— MATERIAL TO PROCESS —
▽

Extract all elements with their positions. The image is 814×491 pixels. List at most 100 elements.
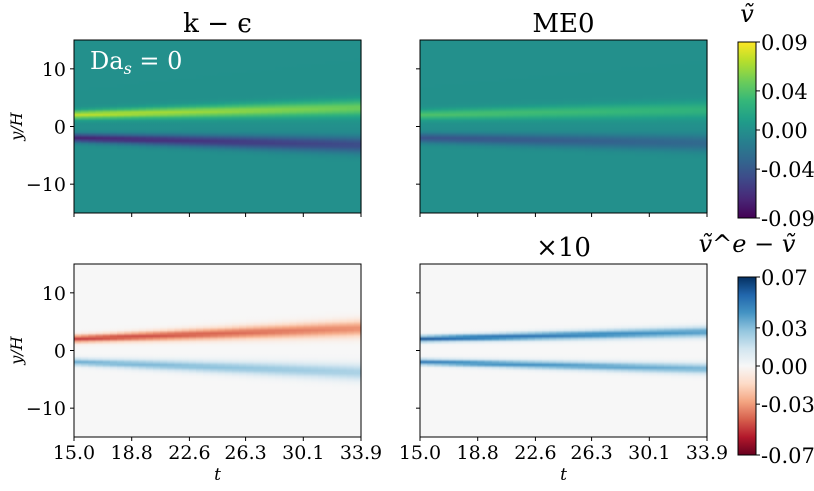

△
▽

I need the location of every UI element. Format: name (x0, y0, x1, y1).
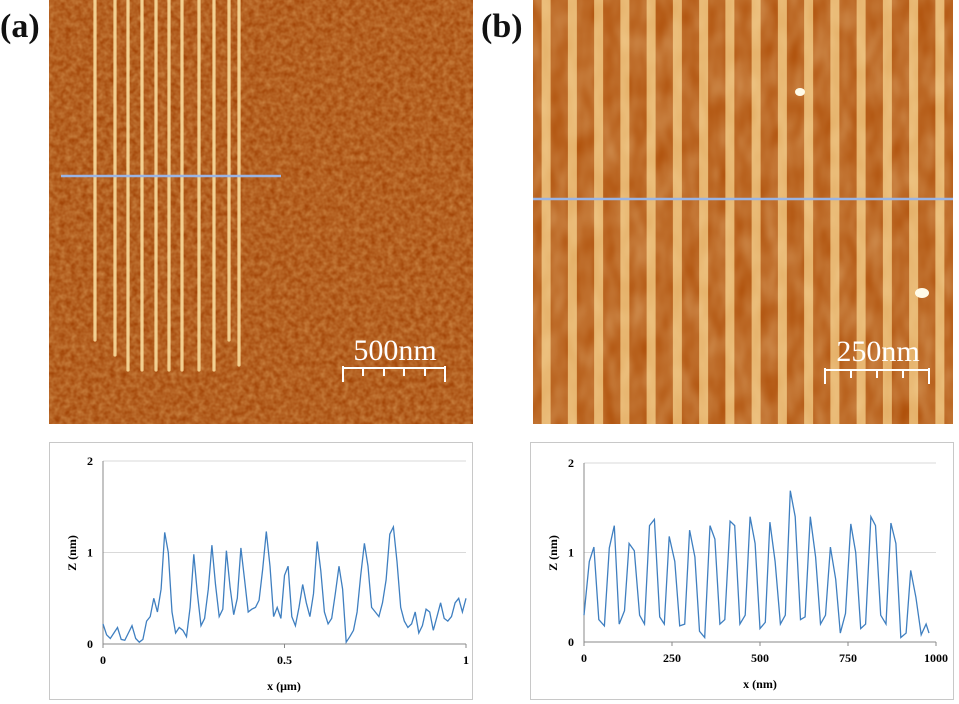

△
▽

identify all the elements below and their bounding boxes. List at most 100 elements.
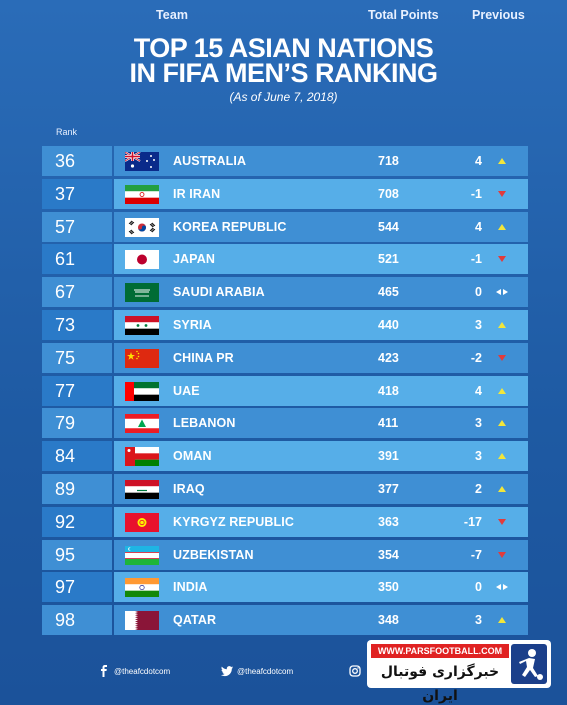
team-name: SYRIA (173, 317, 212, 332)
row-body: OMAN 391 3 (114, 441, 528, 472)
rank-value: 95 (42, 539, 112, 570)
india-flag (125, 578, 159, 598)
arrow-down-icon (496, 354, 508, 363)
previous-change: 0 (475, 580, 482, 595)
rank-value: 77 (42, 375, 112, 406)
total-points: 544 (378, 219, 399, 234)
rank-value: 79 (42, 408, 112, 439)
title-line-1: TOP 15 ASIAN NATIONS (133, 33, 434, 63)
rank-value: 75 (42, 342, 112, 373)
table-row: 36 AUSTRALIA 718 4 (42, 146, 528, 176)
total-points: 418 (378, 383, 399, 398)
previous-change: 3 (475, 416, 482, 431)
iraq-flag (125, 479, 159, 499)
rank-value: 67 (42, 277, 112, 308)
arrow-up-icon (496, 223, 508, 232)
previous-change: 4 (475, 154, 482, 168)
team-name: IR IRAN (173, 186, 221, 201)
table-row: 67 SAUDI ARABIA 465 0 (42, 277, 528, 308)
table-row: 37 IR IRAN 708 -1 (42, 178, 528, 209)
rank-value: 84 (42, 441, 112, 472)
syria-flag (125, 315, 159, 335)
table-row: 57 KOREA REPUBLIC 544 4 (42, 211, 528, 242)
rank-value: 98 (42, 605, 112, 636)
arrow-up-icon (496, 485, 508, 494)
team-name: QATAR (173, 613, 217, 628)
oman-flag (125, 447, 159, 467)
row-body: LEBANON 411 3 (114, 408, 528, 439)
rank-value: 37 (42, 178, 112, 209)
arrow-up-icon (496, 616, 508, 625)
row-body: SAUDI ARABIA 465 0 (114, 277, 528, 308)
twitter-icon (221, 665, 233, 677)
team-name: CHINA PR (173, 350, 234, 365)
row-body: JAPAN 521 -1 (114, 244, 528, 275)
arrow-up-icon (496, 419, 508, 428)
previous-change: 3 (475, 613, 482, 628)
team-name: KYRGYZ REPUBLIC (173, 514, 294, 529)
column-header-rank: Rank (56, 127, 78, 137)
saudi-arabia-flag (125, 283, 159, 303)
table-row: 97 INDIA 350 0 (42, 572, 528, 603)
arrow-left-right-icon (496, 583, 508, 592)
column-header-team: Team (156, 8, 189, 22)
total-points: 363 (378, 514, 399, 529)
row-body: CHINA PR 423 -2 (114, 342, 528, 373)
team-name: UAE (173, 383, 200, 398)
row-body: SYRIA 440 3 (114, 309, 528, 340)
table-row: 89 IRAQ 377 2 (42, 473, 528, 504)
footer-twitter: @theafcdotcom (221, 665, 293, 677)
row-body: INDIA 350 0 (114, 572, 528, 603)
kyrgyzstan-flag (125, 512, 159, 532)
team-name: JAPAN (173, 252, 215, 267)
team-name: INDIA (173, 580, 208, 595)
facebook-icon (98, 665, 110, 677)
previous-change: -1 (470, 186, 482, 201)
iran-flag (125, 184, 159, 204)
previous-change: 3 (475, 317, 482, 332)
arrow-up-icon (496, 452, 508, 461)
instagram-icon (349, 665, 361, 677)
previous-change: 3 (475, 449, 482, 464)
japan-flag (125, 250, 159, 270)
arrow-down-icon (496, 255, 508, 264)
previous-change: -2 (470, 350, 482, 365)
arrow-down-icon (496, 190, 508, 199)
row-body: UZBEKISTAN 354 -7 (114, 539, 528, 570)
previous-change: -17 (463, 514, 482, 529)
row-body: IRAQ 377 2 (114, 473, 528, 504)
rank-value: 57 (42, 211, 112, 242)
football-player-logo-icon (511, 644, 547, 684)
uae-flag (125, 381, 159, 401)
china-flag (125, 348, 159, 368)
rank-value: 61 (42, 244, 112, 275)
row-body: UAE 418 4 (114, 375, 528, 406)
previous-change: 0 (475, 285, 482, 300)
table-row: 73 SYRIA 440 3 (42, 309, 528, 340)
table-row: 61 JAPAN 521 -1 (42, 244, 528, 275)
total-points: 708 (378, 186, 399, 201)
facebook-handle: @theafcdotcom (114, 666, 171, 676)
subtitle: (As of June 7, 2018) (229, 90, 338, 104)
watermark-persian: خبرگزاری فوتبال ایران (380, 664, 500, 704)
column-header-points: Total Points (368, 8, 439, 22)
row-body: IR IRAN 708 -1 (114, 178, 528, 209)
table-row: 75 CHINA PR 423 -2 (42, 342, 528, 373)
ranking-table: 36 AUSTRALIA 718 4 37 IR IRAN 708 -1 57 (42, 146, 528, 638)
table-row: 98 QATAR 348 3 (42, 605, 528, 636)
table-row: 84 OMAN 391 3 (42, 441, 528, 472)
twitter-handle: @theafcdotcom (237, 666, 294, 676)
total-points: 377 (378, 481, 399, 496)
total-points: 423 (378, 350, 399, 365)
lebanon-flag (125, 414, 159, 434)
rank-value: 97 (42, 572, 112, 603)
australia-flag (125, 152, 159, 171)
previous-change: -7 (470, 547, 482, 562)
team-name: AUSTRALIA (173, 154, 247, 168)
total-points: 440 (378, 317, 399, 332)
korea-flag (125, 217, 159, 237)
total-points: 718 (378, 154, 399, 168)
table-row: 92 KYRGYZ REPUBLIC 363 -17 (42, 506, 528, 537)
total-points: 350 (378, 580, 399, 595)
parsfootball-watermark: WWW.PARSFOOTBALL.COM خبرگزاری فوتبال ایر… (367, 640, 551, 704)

△

— EXERCISE DIRECTIONS —
Please rewrite the data above as a Markdown table with columns Row and Line, one numbered row per line, starting at the line that contains "identify all the" and stopping after the line that contains "iraq-flag (125, 479, 159, 499)". Leave out blank lines and the pictures.

— RESPONSE TO THIS EXERCISE —
| Row | Line |
|---|---|
| 1 | identify all the elements below and their bounding boxes. List at most 100 elements. |
| 2 | team-name: SYRIA (173, 317, 212, 332) |
| 3 | row-body: OMAN 391 3 (114, 441, 528, 472) |
| 4 | rank-value: 95 (42, 539, 112, 570) |
| 5 | india-flag (125, 578, 159, 598) |
| 6 | arrow-down-icon (496, 354, 508, 363) |
| 7 | previous-change: 0 (475, 580, 482, 595) |
| 8 | rank-value: 77 (42, 375, 112, 406) |
| 9 | total-points: 544 (378, 219, 399, 234) |
| 10 | rank-value: 79 (42, 408, 112, 439) |
| 11 | title-line-1: TOP 15 ASIAN NATIONS (133, 33, 434, 63) |
| 12 | rank-value: 75 (42, 342, 112, 373) |
| 13 | table-row: 36 AUSTRALIA 718 4 (42, 146, 528, 176) |
| 14 | total-points: 418 (378, 383, 399, 398) |
| 15 | previous-change: 3 (475, 416, 482, 431) |
| 16 | iraq-flag (125, 479, 159, 499) |